Written task
Copy out every line exactly as given.

(Dataset records)

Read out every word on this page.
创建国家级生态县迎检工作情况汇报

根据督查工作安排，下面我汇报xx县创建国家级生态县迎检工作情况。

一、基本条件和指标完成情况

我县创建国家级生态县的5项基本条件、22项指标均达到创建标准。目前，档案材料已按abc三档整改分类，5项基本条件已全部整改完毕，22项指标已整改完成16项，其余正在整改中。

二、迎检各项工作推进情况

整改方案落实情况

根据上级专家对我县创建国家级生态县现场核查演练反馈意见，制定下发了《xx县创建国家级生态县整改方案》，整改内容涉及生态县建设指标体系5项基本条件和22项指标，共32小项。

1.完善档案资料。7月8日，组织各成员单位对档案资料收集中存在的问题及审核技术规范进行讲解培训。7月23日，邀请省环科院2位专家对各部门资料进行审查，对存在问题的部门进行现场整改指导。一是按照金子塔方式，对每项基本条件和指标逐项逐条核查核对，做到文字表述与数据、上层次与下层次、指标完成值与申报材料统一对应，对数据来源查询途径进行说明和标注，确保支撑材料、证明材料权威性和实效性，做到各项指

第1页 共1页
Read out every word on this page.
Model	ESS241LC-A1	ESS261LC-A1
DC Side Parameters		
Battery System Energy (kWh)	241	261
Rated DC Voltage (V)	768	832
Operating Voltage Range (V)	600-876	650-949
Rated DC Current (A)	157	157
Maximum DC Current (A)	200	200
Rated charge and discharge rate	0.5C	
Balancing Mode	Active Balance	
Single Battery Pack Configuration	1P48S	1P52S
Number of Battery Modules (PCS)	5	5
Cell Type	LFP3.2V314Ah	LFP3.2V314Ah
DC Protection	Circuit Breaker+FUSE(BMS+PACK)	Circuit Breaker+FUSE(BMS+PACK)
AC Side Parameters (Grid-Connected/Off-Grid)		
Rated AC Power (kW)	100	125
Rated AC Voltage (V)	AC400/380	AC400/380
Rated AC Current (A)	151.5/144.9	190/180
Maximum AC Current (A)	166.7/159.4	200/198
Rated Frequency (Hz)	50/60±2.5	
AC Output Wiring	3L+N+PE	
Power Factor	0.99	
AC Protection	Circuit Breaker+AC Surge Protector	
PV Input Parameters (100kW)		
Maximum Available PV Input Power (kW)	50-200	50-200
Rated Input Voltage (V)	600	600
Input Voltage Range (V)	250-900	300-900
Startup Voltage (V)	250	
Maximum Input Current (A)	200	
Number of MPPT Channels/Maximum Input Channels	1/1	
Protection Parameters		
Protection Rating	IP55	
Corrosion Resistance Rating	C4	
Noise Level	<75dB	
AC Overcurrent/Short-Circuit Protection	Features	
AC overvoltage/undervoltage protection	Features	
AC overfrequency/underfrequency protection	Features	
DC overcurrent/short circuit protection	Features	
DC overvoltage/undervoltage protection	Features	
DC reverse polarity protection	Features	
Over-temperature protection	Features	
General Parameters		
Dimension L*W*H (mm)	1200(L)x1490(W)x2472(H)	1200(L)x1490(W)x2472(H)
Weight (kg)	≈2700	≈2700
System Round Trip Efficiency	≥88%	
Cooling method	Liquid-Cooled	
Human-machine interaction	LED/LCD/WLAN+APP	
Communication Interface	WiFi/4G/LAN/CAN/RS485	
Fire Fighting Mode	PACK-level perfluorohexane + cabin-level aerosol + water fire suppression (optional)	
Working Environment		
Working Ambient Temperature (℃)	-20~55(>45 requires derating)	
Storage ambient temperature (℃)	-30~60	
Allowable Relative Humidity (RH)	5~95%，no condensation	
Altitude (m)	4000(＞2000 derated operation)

Exercise response
Read out every word on this page.
创建国家级生态县迎检工作情况汇报

根据督查工作安排，下面我汇报xx县创建国家级生态县迎检工作情况。

一、基本条件和指标完成情况

我县创建国家级生态县的5项基本条件、22项指标均达到创建标准。目前，档案材料已按abc三档整改分类，5项基本条件已全部整改完毕，22项指标已整改完成16项，其余正在整改中。

二、迎检各项工作推进情况

整改方案落实情况

根据上级专家对我县创建国家级生态县现场核查演练反馈意见，制定下发了《xx县创建国家级生态县整改方案》，整改内容涉及生态县建设指标体系5项基本条件和22项指标，共32小项。

1.完善档案资料。7月8日，组织各成员单位对档案资料收集中存在的问题及审核技术规范进行讲解培训。7月23日，邀请省环科院2位专家对各部门资料进行审查，对存在问题的部门进行现场整改指导。一是按照金子塔方式，对每项基本条件和指标逐项逐条核查核对，做到文字表述与数据、上层次与下层次、指标完成值与申报材料统一对应，对数据来源查询途径进行说明和标注，确保支撑材料、证明材料权威性和实效性，做到各项指

第1页 共1页
Read out every word on this page.
Model	ESS241LC-A1	ESS261LC-A1
DC Side Parameters		
Battery System Energy (kWh)	241	261
Rated DC Voltage (V)	768	832
Operating Voltage Range (V)	600-876	650-949
Rated DC Current (A)	157	157
Maximum DC Current (A)	200	200
Rated charge and discharge rate	0.5C	
Balancing Mode	Active Balance	
Single Battery Pack Configuration	1P48S	1P52S
Number of Battery Modules (PCS)	5	5
Cell Type	LFP3.2V314Ah	LFP3.2V314Ah
DC Protection	Circuit Breaker+FUSE(BMS+PACK)	Circuit Breaker+FUSE(BMS+PACK)
AC Side Parameters (Grid-Connected/Off-Grid)		
Rated AC Power (kW)	100	125
Rated AC Voltage (V)	AC400/380	AC400/380
Rated AC Current (A)	151.5/144.9	190/180
Maximum AC Current (A)	166.7/159.4	200/198
Rated Frequency (Hz)	50/60±2.5	
AC Output Wiring	3L+N+PE	
Power Factor	0.99	
AC Protection	Circuit Breaker+AC Surge Protector	
PV Input Parameters (100kW)		
Maximum Available PV Input Power (kW)	50-200	50-200
Rated Input Voltage (V)	600	600
Input Voltage Range (V)	250-900	300-900
Startup Voltage (V)	250	
Maximum Input Current (A)	200	
Number of MPPT Channels/Maximum Input Channels	1/1	
Protection Parameters		
Protection Rating	IP55	
Corrosion Resistance Rating	C4	
Noise Level	<75dB	
AC Overcurrent/Short-Circuit Protection	Features	
AC overvoltage/undervoltage protection	Features	
AC overfrequency/underfrequency protection	Features	
DC overcurrent/short circuit protection	Features	
DC overvoltage/undervoltage protection	Features	
DC reverse polarity protection	Features	
Over-temperature protection	Features	
General Parameters		
Dimension L*W*H (mm)	1200(L)x1490(W)x2472(H)	1200(L)x1490(W)x2472(H)
Weight (kg)	≈2700	≈2700
System Round Trip Efficiency	≥88%	
Cooling method	Liquid-Cooled	
Human-machine interaction	LED/LCD/WLAN+APP	
Communication Interface	WiFi/4G/LAN/CAN/RS485	
Fire Fighting Mode	PACK-level perfluorohexane + cabin-level aerosol + water fire suppression (optional)	
Working Environment		
Working Ambient Temperature (℃)	-20~55(>45 requires derating)	
Storage ambient temperature (℃)	-30~60	
Allowable Relative Humidity (RH)	5~95%，no condensation	
Altitude (m)	4000(＞2000 derated operation)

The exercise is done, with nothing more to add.